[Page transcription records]
--- START ---

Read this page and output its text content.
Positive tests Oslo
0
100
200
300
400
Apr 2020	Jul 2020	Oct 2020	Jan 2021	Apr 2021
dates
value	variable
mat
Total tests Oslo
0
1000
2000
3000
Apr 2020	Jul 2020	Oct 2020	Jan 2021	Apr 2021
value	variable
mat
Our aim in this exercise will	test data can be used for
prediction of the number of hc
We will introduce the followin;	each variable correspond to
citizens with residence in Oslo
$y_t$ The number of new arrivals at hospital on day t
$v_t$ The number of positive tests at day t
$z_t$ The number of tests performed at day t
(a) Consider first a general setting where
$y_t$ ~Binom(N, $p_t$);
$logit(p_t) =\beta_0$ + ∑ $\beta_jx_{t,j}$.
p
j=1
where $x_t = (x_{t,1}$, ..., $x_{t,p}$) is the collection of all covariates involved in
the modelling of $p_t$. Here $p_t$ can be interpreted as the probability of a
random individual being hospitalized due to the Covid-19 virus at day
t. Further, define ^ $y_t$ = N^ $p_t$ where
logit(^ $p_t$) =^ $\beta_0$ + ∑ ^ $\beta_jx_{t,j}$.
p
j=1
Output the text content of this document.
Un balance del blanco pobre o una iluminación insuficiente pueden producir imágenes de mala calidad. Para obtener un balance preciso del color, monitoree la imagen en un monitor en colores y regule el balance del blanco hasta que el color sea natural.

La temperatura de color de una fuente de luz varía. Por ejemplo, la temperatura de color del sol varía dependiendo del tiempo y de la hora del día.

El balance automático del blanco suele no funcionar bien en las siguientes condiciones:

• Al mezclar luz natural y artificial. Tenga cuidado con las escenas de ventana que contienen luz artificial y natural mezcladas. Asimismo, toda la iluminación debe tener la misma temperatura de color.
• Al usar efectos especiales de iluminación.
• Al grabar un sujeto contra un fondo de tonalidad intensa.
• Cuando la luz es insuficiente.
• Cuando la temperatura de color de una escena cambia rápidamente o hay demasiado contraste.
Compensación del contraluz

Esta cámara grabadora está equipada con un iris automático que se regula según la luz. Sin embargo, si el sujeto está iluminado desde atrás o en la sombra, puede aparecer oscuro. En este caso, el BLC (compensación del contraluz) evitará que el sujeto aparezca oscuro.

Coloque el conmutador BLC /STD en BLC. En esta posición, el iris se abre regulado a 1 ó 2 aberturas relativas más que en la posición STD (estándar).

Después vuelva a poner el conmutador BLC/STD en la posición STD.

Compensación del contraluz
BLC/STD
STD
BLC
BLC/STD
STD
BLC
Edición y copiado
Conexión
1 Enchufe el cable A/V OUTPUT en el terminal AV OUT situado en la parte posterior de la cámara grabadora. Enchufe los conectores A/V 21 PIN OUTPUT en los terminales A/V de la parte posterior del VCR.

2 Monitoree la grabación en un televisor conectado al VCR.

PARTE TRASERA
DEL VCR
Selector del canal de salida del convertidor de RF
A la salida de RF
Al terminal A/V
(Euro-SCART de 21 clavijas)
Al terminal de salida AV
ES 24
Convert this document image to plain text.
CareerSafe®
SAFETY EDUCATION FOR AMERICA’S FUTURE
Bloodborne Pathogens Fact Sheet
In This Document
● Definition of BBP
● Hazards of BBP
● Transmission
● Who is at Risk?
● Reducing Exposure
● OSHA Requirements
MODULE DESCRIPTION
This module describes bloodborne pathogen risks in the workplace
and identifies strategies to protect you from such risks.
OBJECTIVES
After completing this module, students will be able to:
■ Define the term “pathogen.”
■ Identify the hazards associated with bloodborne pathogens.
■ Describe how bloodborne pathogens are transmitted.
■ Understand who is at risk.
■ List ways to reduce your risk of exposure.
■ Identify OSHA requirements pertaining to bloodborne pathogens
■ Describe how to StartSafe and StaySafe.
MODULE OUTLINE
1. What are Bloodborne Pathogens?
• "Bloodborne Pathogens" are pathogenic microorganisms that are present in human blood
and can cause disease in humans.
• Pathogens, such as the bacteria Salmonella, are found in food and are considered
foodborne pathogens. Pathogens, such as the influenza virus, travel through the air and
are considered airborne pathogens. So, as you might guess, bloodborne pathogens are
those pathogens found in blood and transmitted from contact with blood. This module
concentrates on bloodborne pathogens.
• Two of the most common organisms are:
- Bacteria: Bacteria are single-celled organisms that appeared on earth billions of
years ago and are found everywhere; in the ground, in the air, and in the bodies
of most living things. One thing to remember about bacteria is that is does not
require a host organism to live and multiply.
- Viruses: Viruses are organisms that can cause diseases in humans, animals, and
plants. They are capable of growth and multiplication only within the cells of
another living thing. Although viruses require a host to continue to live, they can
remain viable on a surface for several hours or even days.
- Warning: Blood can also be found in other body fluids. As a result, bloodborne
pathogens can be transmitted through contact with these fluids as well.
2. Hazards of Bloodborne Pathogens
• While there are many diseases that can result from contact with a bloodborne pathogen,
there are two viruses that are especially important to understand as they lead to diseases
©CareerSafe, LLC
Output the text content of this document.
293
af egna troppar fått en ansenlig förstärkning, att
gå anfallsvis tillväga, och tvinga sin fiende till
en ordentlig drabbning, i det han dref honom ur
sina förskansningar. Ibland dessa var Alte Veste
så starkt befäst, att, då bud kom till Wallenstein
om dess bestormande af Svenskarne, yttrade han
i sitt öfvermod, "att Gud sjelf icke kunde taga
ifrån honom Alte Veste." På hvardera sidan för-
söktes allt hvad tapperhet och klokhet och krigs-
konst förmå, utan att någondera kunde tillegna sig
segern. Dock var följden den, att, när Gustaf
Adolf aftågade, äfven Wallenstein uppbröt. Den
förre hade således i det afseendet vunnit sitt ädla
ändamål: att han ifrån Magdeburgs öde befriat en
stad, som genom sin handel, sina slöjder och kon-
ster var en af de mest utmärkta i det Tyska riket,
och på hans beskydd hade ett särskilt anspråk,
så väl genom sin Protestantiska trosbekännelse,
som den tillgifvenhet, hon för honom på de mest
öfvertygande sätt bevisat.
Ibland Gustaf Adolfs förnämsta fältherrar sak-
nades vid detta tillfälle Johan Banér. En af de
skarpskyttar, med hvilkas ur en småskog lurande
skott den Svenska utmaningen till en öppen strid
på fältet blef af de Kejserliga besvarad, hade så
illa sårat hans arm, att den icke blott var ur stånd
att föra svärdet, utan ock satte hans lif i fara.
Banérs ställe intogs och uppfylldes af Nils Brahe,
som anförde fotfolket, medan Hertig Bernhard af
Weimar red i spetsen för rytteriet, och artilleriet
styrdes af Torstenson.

--- END ---

-- Your task --
Please return all of the entries shown above, exactly as they stand.

-- Response below --
Read this page and output its text content.
Positive tests Oslo
0
100
200
300
400
Apr 2020	Jul 2020	Oct 2020	Jan 2021	Apr 2021
dates
value	variable
mat
Total tests Oslo
0
1000
2000
3000
Apr 2020	Jul 2020	Oct 2020	Jan 2021	Apr 2021
value	variable
mat
Our aim in this exercise will	test data can be used for
prediction of the number of hc
We will introduce the followin;	each variable correspond to
citizens with residence in Oslo
$y_t$ The number of new arrivals at hospital on day t
$v_t$ The number of positive tests at day t
$z_t$ The number of tests performed at day t
(a) Consider first a general setting where
$y_t$ ~Binom(N, $p_t$);
$logit(p_t) =\beta_0$ + ∑ $\beta_jx_{t,j}$.
p
j=1
where $x_t = (x_{t,1}$, ..., $x_{t,p}$) is the collection of all covariates involved in
the modelling of $p_t$. Here $p_t$ can be interpreted as the probability of a
random individual being hospitalized due to the Covid-19 virus at day
t. Further, define ^ $y_t$ = N^ $p_t$ where
logit(^ $p_t$) =^ $\beta_0$ + ∑ ^ $\beta_jx_{t,j}$.
p
j=1
Output the text content of this document.
Un balance del blanco pobre o una iluminación insuficiente pueden producir imágenes de mala calidad. Para obtener un balance preciso del color, monitoree la imagen en un monitor en colores y regule el balance del blanco hasta que el color sea natural.

La temperatura de color de una fuente de luz varía. Por ejemplo, la temperatura de color del sol varía dependiendo del tiempo y de la hora del día.

El balance automático del blanco suele no funcionar bien en las siguientes condiciones:

• Al mezclar luz natural y artificial. Tenga cuidado con las escenas de ventana que contienen luz artificial y natural mezcladas. Asimismo, toda la iluminación debe tener la misma temperatura de color.
• Al usar efectos especiales de iluminación.
• Al grabar un sujeto contra un fondo de tonalidad intensa.
• Cuando la luz es insuficiente.
• Cuando la temperatura de color de una escena cambia rápidamente o hay demasiado contraste.
Compensación del contraluz

Esta cámara grabadora está equipada con un iris automático que se regula según la luz. Sin embargo, si el sujeto está iluminado desde atrás o en la sombra, puede aparecer oscuro. En este caso, el BLC (compensación del contraluz) evitará que el sujeto aparezca oscuro.

Coloque el conmutador BLC /STD en BLC. En esta posición, el iris se abre regulado a 1 ó 2 aberturas relativas más que en la posición STD (estándar).

Después vuelva a poner el conmutador BLC/STD en la posición STD.

Compensación del contraluz
BLC/STD
STD
BLC
BLC/STD
STD
BLC
Edición y copiado
Conexión
1 Enchufe el cable A/V OUTPUT en el terminal AV OUT situado en la parte posterior de la cámara grabadora. Enchufe los conectores A/V 21 PIN OUTPUT en los terminales A/V de la parte posterior del VCR.

2 Monitoree la grabación en un televisor conectado al VCR.

PARTE TRASERA
DEL VCR
Selector del canal de salida del convertidor de RF
A la salida de RF
Al terminal A/V
(Euro-SCART de 21 clavijas)
Al terminal de salida AV
ES 24
Convert this document image to plain text.
CareerSafe®
SAFETY EDUCATION FOR AMERICA’S FUTURE
Bloodborne Pathogens Fact Sheet
In This Document
● Definition of BBP
● Hazards of BBP
● Transmission
● Who is at Risk?
● Reducing Exposure
● OSHA Requirements
MODULE DESCRIPTION
This module describes bloodborne pathogen risks in the workplace
and identifies strategies to protect you from such risks.
OBJECTIVES
After completing this module, students will be able to:
■ Define the term “pathogen.”
■ Identify the hazards associated with bloodborne pathogens.
■ Describe how bloodborne pathogens are transmitted.
■ Understand who is at risk.
■ List ways to reduce your risk of exposure.
■ Identify OSHA requirements pertaining to bloodborne pathogens
■ Describe how to StartSafe and StaySafe.
MODULE OUTLINE
1. What are Bloodborne Pathogens?
• "Bloodborne Pathogens" are pathogenic microorganisms that are present in human blood
and can cause disease in humans.
• Pathogens, such as the bacteria Salmonella, are found in food and are considered
foodborne pathogens. Pathogens, such as the influenza virus, travel through the air and
are considered airborne pathogens. So, as you might guess, bloodborne pathogens are
those pathogens found in blood and transmitted from contact with blood. This module
concentrates on bloodborne pathogens.
• Two of the most common organisms are:
- Bacteria: Bacteria are single-celled organisms that appeared on earth billions of
years ago and are found everywhere; in the ground, in the air, and in the bodies
of most living things. One thing to remember about bacteria is that is does not
require a host organism to live and multiply.
- Viruses: Viruses are organisms that can cause diseases in humans, animals, and
plants. They are capable of growth and multiplication only within the cells of
another living thing. Although viruses require a host to continue to live, they can
remain viable on a surface for several hours or even days.
- Warning: Blood can also be found in other body fluids. As a result, bloodborne
pathogens can be transmitted through contact with these fluids as well.
2. Hazards of Bloodborne Pathogens
• While there are many diseases that can result from contact with a bloodborne pathogen,
there are two viruses that are especially important to understand as they lead to diseases
©CareerSafe, LLC
Output the text content of this document.
293
af egna troppar fått en ansenlig förstärkning, att
gå anfallsvis tillväga, och tvinga sin fiende till
en ordentlig drabbning, i det han dref honom ur
sina förskansningar. Ibland dessa var Alte Veste
så starkt befäst, att, då bud kom till Wallenstein
om dess bestormande af Svenskarne, yttrade han
i sitt öfvermod, "att Gud sjelf icke kunde taga
ifrån honom Alte Veste." På hvardera sidan för-
söktes allt hvad tapperhet och klokhet och krigs-
konst förmå, utan att någondera kunde tillegna sig
segern. Dock var följden den, att, när Gustaf
Adolf aftågade, äfven Wallenstein uppbröt. Den
förre hade således i det afseendet vunnit sitt ädla
ändamål: att han ifrån Magdeburgs öde befriat en
stad, som genom sin handel, sina slöjder och kon-
ster var en af de mest utmärkta i det Tyska riket,
och på hans beskydd hade ett särskilt anspråk,
så väl genom sin Protestantiska trosbekännelse,
som den tillgifvenhet, hon för honom på de mest
öfvertygande sätt bevisat.
Ibland Gustaf Adolfs förnämsta fältherrar sak-
nades vid detta tillfälle Johan Banér. En af de
skarpskyttar, med hvilkas ur en småskog lurande
skott den Svenska utmaningen till en öppen strid
på fältet blef af de Kejserliga besvarad, hade så
illa sårat hans arm, att den icke blott var ur stånd
att föra svärdet, utan ock satte hans lif i fara.
Banérs ställe intogs och uppfylldes af Nils Brahe,
som anförde fotfolket, medan Hertig Bernhard af
Weimar red i spetsen för rytteriet, och artilleriet
styrdes af Torstenson.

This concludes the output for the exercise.